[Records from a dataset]
==============================

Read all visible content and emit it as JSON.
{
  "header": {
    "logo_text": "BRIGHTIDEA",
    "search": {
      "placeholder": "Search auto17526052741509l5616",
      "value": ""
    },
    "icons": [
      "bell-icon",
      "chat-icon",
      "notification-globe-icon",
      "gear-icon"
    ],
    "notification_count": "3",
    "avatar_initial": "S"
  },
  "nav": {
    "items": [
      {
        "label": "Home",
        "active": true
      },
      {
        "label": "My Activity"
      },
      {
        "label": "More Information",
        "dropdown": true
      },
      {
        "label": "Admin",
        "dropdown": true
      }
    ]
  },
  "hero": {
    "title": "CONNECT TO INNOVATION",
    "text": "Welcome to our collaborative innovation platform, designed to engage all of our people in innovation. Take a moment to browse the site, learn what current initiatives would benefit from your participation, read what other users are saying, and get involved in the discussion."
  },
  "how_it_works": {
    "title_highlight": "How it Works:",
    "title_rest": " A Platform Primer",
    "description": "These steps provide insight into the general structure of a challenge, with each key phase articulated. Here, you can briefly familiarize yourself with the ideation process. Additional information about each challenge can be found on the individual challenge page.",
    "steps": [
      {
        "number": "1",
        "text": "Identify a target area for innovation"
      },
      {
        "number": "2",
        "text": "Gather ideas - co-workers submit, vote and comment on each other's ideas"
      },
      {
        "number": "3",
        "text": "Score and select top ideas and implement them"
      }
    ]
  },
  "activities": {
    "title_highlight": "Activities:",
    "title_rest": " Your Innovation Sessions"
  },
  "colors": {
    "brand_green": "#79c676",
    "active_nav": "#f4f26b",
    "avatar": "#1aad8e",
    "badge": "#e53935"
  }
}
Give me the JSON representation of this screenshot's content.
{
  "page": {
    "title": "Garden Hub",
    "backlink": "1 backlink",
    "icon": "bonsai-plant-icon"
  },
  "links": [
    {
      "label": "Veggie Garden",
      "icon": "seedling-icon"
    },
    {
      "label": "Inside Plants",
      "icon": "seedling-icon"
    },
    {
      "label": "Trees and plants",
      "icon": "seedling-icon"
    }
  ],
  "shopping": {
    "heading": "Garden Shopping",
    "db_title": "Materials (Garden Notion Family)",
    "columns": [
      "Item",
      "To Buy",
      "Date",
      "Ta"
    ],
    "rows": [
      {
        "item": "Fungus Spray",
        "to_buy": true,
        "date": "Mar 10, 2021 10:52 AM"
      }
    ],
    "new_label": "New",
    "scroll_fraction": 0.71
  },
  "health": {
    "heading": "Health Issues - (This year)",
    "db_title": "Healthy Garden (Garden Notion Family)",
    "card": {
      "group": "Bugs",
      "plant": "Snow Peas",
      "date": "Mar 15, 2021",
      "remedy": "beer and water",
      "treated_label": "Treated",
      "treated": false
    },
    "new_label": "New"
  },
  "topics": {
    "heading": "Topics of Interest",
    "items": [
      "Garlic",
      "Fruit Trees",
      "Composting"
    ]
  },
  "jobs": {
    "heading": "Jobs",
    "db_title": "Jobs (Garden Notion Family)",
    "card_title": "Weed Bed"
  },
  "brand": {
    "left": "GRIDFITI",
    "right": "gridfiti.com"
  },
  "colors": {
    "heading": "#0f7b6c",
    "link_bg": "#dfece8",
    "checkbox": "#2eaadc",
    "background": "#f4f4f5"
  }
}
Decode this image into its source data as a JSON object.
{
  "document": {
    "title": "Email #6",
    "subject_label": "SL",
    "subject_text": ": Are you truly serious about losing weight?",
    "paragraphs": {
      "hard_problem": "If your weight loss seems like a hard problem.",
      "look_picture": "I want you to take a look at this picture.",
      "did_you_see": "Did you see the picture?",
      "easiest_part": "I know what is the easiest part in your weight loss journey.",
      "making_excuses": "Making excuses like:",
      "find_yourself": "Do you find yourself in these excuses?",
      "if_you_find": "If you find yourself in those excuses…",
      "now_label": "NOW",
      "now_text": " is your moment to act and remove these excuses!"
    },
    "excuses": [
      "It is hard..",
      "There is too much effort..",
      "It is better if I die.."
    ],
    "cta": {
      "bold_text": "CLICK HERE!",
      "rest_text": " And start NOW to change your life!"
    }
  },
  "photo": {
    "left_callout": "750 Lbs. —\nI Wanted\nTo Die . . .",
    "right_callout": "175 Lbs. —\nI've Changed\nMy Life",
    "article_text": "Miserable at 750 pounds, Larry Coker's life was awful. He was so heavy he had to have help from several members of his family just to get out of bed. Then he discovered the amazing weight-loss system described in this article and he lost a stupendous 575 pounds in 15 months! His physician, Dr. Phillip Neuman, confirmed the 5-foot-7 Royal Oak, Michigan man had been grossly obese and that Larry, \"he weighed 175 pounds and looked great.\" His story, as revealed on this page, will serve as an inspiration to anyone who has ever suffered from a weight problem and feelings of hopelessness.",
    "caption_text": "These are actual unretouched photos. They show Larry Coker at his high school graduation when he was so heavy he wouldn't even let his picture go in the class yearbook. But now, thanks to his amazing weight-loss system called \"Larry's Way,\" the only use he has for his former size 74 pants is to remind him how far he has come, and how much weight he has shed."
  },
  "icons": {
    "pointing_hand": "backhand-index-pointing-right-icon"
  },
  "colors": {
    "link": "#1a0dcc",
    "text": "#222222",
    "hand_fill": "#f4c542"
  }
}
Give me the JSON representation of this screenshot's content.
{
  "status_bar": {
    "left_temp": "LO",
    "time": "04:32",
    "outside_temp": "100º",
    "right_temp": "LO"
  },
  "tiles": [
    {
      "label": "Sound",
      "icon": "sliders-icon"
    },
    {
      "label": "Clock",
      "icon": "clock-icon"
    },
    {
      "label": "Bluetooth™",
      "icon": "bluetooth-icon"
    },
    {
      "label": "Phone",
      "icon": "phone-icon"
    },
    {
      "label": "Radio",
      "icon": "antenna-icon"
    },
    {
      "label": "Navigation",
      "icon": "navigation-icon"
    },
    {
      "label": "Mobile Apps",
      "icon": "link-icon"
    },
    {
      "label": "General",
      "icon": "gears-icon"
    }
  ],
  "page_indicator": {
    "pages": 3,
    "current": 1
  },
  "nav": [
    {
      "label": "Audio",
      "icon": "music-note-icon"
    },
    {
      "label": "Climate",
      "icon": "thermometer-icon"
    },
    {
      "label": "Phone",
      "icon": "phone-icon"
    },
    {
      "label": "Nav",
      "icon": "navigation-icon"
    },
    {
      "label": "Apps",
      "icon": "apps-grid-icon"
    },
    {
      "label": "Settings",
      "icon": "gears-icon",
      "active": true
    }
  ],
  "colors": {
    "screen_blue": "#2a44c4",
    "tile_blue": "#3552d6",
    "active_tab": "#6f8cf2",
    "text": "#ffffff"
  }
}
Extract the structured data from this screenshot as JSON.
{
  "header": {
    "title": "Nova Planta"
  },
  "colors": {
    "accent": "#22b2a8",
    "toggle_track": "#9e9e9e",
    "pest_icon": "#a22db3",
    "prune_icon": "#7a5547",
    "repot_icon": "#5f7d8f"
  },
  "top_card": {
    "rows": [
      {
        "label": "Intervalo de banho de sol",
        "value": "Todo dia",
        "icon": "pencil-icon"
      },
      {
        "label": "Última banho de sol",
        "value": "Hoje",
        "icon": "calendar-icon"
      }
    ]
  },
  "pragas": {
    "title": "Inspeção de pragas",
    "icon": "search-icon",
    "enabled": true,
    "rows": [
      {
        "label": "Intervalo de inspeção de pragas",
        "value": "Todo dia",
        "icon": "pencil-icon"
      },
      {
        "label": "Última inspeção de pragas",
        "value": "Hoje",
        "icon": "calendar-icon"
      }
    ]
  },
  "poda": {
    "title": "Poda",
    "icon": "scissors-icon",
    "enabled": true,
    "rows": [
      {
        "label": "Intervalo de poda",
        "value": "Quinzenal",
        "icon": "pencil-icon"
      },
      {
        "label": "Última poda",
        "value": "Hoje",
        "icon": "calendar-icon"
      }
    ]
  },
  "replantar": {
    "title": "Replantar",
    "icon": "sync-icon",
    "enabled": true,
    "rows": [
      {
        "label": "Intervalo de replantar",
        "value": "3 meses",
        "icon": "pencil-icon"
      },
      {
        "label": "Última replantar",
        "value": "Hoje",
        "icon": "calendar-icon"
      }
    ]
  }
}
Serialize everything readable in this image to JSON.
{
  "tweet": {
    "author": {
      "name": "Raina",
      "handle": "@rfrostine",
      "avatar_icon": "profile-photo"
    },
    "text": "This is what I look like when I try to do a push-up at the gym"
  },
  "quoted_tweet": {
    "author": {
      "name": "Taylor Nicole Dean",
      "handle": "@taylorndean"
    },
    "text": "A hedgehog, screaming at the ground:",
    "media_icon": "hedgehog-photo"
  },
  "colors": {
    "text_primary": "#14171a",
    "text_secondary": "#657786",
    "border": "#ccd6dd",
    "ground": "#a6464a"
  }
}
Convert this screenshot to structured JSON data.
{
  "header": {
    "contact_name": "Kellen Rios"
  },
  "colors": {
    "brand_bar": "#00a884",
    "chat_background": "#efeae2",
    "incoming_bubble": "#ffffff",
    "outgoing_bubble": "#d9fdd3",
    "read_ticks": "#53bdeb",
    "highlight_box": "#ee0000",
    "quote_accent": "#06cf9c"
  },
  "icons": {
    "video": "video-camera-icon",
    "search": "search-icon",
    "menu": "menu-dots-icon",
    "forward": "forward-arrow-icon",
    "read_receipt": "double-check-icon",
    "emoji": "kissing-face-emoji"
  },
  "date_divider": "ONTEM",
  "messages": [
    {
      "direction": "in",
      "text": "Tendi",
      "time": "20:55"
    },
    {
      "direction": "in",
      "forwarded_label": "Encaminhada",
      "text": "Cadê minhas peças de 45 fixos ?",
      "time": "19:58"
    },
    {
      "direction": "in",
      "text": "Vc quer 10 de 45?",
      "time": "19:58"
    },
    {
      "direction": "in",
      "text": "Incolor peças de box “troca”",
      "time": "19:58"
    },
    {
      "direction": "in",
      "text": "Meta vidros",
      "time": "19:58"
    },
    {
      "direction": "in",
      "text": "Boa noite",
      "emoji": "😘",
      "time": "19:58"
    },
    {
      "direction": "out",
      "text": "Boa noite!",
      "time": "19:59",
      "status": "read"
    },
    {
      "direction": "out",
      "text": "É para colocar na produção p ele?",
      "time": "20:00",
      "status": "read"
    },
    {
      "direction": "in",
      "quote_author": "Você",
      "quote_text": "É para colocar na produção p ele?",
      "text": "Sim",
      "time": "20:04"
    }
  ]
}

==============================

# REQUIRED WORK:
Tally how many lines of the material contain the word "each". The answer must be the number and nothing else.

# FINAL ANSWER:
2